▶ _What is being asked_:
Below are some records. Say how many of their lines contain the string "上级转移支付收入", and give nothing but the number.

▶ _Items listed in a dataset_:
■ ■ ■

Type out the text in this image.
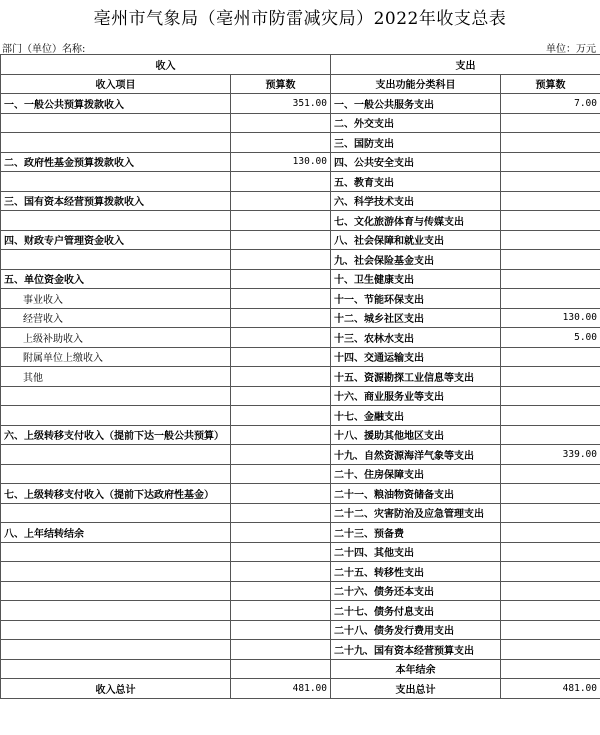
亳州市气象局（亳州市防雷减灾局）2022年收支总表
部门（单位）名称:	单位：万元
收入		支出	
收入项目	预算数	支出功能分类科目	预算数
一、一般公共预算拨款收入	351.00	一、一般公共服务支出	7.00
		二、外交支出	
		三、国防支出	
二、政府性基金预算拨款收入	130.00	四、公共安全支出	
		五、教育支出	
三、国有资本经营预算拨款收入		六、科学技术支出	
		七、文化旅游体育与传媒支出	
四、财政专户管理资金收入		八、社会保障和就业支出	
		九、社会保险基金支出	
五、单位资金收入		十、卫生健康支出	
事业收入		十一、节能环保支出	
经营收入		十二、城乡社区支出	130.00
上级补助收入		十三、农林水支出	5.00
附属单位上缴收入		十四、交通运输支出	
其他		十五、资源勘探工业信息等支出	
		十六、商业服务业等支出	
		十七、金融支出	
六、上级转移支付收入（提前下达一般公共预算）		十八、援助其他地区支出	
		十九、自然资源海洋气象等支出	339.00
		二十、住房保障支出	
七、上级转移支付收入（提前下达政府性基金）		二十一、粮油物资储备支出	
		二十二、灾害防治及应急管理支出	
八、上年结转结余		二十三、预备费	
		二十四、其他支出	
		二十五、转移性支出	
		二十六、债务还本支出	
		二十七、债务付息支出	
		二十八、债务发行费用支出	
		二十九、国有资本经营预算支出	
		本年结余	
收入总计	481.00	支出总计	481.00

■ ■ ■

▶ _Task answer_:
2